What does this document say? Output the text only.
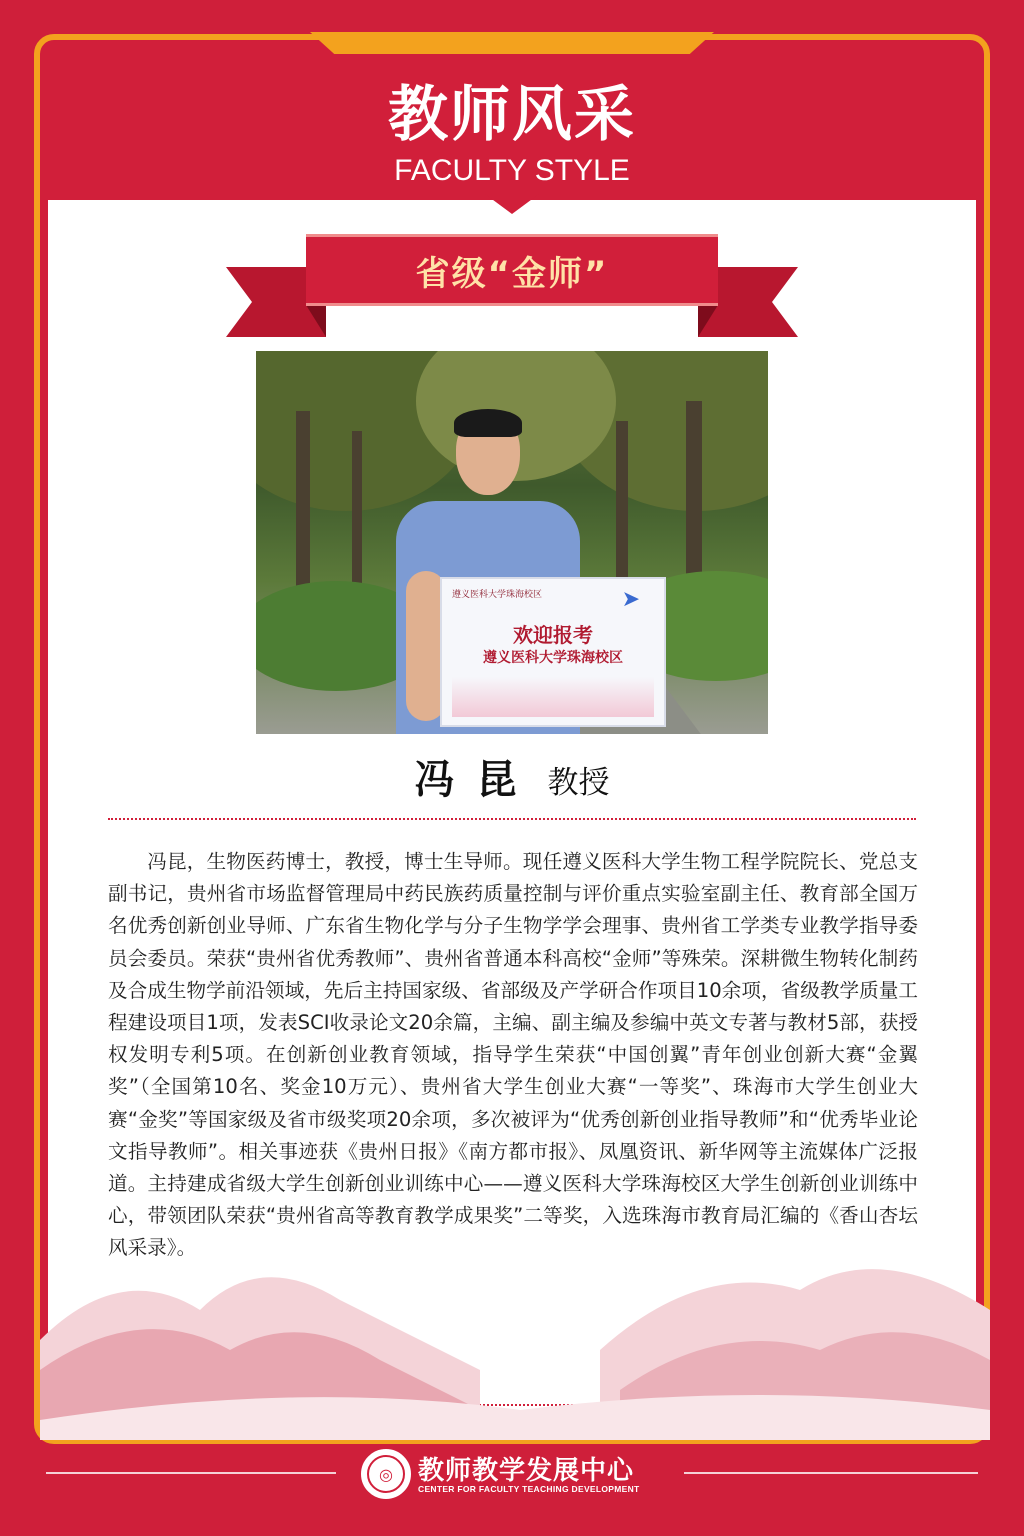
教师风采
FACULTY STYLE
省级“金师”
遵义医科大学珠海校区	➤
欢迎报考
遵义医科大学珠海校区
冯昆 教授
冯昆，生物医药博士，教授，博士生导师。现任遵义医科大学生物工程学院院长、党总支副书记，贵州省市场监督管理局中药民族药质量控制与评价重点实验室副主任、教育部全国万名优秀创新创业导师、广东省生物化学与分子生物学学会理事、贵州省工学类专业教学指导委员会委员。荣获“贵州省优秀教师”、贵州省普通本科高校“金师”等殊荣。深耕微生物转化制药及合成生物学前沿领域，先后主持国家级、省部级及产学研合作项目10余项，省级教学质量工程建设项目1项，发表SCI收录论文20余篇，主编、副主编及参编中英文专著与教材5部，获授权发明专利5项。在创新创业教育领域，指导学生荣获“中国创翼”青年创业创新大赛“金翼奖”（全国第10名、奖金10万元）、贵州省大学生创业大赛“一等奖”、珠海市大学生创业大赛“金奖”等国家级及省市级奖项20余项，多次被评为“优秀创新创业指导教师”和“优秀毕业论文指导教师”。相关事迹获《贵州日报》《南方都市报》、凤凰资讯、新华网等主流媒体广泛报道。主持建成省级大学生创新创业训练中心——遵义医科大学珠海校区大学生创新创业训练中心，带领团队荣获“贵州省高等教育教学成果奖”二等奖，入选珠海市教育局汇编的《香山杏坛风采录》。
◎ 教师教学发展中心
CENTER FOR FACULTY TEACHING DEVELOPMENT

What needs to be done
Return all of the data exactly as written, and drop the pictures.

Finished task
What does this document say? Output the text only.
教师风采
FACULTY STYLE
省级“金师”
遵义医科大学珠海校区	➤
欢迎报考
遵义医科大学珠海校区
冯昆 教授
冯昆，生物医药博士，教授，博士生导师。现任遵义医科大学生物工程学院院长、党总支副书记，贵州省市场监督管理局中药民族药质量控制与评价重点实验室副主任、教育部全国万名优秀创新创业导师、广东省生物化学与分子生物学学会理事、贵州省工学类专业教学指导委员会委员。荣获“贵州省优秀教师”、贵州省普通本科高校“金师”等殊荣。深耕微生物转化制药及合成生物学前沿领域，先后主持国家级、省部级及产学研合作项目10余项，省级教学质量工程建设项目1项，发表SCI收录论文20余篇，主编、副主编及参编中英文专著与教材5部，获授权发明专利5项。在创新创业教育领域，指导学生荣获“中国创翼”青年创业创新大赛“金翼奖”（全国第10名、奖金10万元）、贵州省大学生创业大赛“一等奖”、珠海市大学生创业大赛“金奖”等国家级及省市级奖项20余项，多次被评为“优秀创新创业指导教师”和“优秀毕业论文指导教师”。相关事迹获《贵州日报》《南方都市报》、凤凰资讯、新华网等主流媒体广泛报道。主持建成省级大学生创新创业训练中心——遵义医科大学珠海校区大学生创新创业训练中心，带领团队荣获“贵州省高等教育教学成果奖”二等奖，入选珠海市教育局汇编的《香山杏坛风采录》。
◎ 教师教学发展中心
CENTER FOR FACULTY TEACHING DEVELOPMENT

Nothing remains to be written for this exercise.